WHAT IS ASKED → Could you repeat the records below exactly, leaving out any pictures?

DATASET ENTRIES →

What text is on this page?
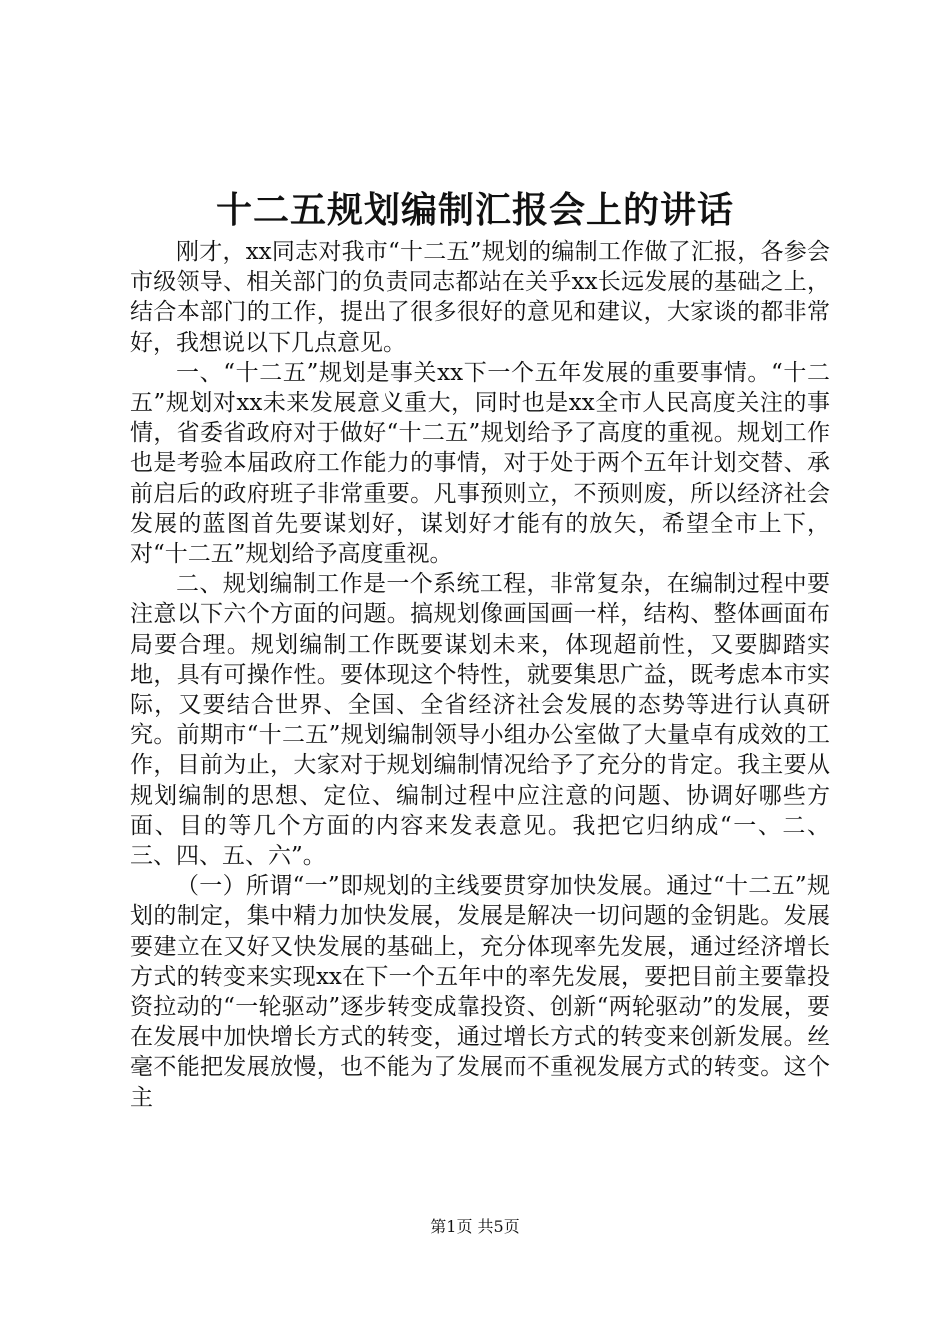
十二五规划编制汇报会上的讲话

刚才，xx同志对我市“十二五”规划的编制工作做了汇报，各参会市级领导、相关部门的负责同志都站在关乎xx长远发展的基础之上，结合本部门的工作，提出了很多很好的意见和建议，大家谈的都非常好，我想说以下几点意见。

一、“十二五”规划是事关xx下一个五年发展的重要事情。“十二五”规划对xx未来发展意义重大，同时也是xx全市人民高度关注的事情，省委省政府对于做好“十二五”规划给予了高度的重视。规划工作也是考验本届政府工作能力的事情，对于处于两个五年计划交替、承前启后的政府班子非常重要。凡事预则立，不预则废，所以经济社会发展的蓝图首先要谋划好，谋划好才能有的放矢，希望全市上下，对“十二五”规划给予高度重视。

二、规划编制工作是一个系统工程，非常复杂，在编制过程中要注意以下六个方面的问题。搞规划像画国画一样，结构、整体画面布局要合理。规划编制工作既要谋划未来，体现超前性，又要脚踏实地，具有可操作性。要体现这个特性，就要集思广益，既考虑本市实际，又要结合世界、全国、全省经济社会发展的态势等进行认真研究。前期市“十二五”规划编制领导小组办公室做了大量卓有成效的工作，目前为止，大家对于规划编制情况给予了充分的肯定。我主要从规划编制的思想、定位、编制过程中应注意的问题、协调好哪些方面、目的等几个方面的内容来发表意见。我把它归纳成“一、二、三、四、五、六”。

（一）所谓“一”即规划的主线要贯穿加快发展。通过“十二五”规划的制定，集中精力加快发展，发展是解决一切问题的金钥匙。发展要建立在又好又快发展的基础上，充分体现率先发展，通过经济增长方式的转变来实现xx在下一个五年中的率先发展，要把目前主要靠投资拉动的“一轮驱动”逐步转变成靠投资、创新“两轮驱动”的发展，要在发展中加快增长方式的转变，通过增长方式的转变来创新发展。丝毫不能把发展放慢，也不能为了发展而不重视发展方式的转变。这个主

第1页 共5页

THE SOLUTION →
What text is on this page?
十二五规划编制汇报会上的讲话

刚才，xx同志对我市“十二五”规划的编制工作做了汇报，各参会市级领导、相关部门的负责同志都站在关乎xx长远发展的基础之上，结合本部门的工作，提出了很多很好的意见和建议，大家谈的都非常好，我想说以下几点意见。

一、“十二五”规划是事关xx下一个五年发展的重要事情。“十二五”规划对xx未来发展意义重大，同时也是xx全市人民高度关注的事情，省委省政府对于做好“十二五”规划给予了高度的重视。规划工作也是考验本届政府工作能力的事情，对于处于两个五年计划交替、承前启后的政府班子非常重要。凡事预则立，不预则废，所以经济社会发展的蓝图首先要谋划好，谋划好才能有的放矢，希望全市上下，对“十二五”规划给予高度重视。

二、规划编制工作是一个系统工程，非常复杂，在编制过程中要注意以下六个方面的问题。搞规划像画国画一样，结构、整体画面布局要合理。规划编制工作既要谋划未来，体现超前性，又要脚踏实地，具有可操作性。要体现这个特性，就要集思广益，既考虑本市实际，又要结合世界、全国、全省经济社会发展的态势等进行认真研究。前期市“十二五”规划编制领导小组办公室做了大量卓有成效的工作，目前为止，大家对于规划编制情况给予了充分的肯定。我主要从规划编制的思想、定位、编制过程中应注意的问题、协调好哪些方面、目的等几个方面的内容来发表意见。我把它归纳成“一、二、三、四、五、六”。

（一）所谓“一”即规划的主线要贯穿加快发展。通过“十二五”规划的制定，集中精力加快发展，发展是解决一切问题的金钥匙。发展要建立在又好又快发展的基础上，充分体现率先发展，通过经济增长方式的转变来实现xx在下一个五年中的率先发展，要把目前主要靠投资拉动的“一轮驱动”逐步转变成靠投资、创新“两轮驱动”的发展，要在发展中加快增长方式的转变，通过增长方式的转变来创新发展。丝毫不能把发展放慢，也不能为了发展而不重视发展方式的转变。这个主

第1页 共5页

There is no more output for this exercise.